### INSTRUCTION
Below is a set of records; print all of them exactly as written.

|---|

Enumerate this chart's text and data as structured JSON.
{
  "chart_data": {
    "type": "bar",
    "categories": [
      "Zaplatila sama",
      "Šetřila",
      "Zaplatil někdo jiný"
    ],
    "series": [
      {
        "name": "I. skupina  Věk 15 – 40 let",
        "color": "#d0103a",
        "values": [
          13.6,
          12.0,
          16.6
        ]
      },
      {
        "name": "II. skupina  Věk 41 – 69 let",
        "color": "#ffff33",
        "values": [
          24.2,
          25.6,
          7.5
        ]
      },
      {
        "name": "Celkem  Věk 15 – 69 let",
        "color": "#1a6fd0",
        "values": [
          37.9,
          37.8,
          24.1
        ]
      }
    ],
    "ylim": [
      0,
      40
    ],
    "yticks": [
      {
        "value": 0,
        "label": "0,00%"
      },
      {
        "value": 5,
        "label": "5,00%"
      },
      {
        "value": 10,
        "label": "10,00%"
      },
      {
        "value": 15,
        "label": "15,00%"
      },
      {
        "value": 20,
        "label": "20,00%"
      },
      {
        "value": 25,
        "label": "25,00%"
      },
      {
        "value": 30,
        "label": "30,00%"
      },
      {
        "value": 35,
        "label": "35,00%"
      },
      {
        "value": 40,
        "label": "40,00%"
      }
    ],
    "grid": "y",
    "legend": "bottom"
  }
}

|---|

### ANSWER BELOW
Enumerate this chart's text and data as structured JSON.
{
  "chart_data": {
    "type": "bar",
    "categories": [
      "Zaplatila sama",
      "Šetřila",
      "Zaplatil někdo jiný"
    ],
    "series": [
      {
        "name": "I. skupina  Věk 15 – 40 let",
        "color": "#d0103a",
        "values": [
          13.6,
          12.0,
          16.6
        ]
      },
      {
        "name": "II. skupina  Věk 41 – 69 let",
        "color": "#ffff33",
        "values": [
          24.2,
          25.6,
          7.5
        ]
      },
      {
        "name": "Celkem  Věk 15 – 69 let",
        "color": "#1a6fd0",
        "values": [
          37.9,
          37.8,
          24.1
        ]
      }
    ],
    "ylim": [
      0,
      40
    ],
    "yticks": [
      {
        "value": 0,
        "label": "0,00%"
      },
      {
        "value": 5,
        "label": "5,00%"
      },
      {
        "value": 10,
        "label": "10,00%"
      },
      {
        "value": 15,
        "label": "15,00%"
      },
      {
        "value": 20,
        "label": "20,00%"
      },
      {
        "value": 25,
        "label": "25,00%"
      },
      {
        "value": 30,
        "label": "30,00%"
      },
      {
        "value": 35,
        "label": "35,00%"
      },
      {
        "value": 40,
        "label": "40,00%"
      }
    ],
    "grid": "y",
    "legend": "bottom"
  }
}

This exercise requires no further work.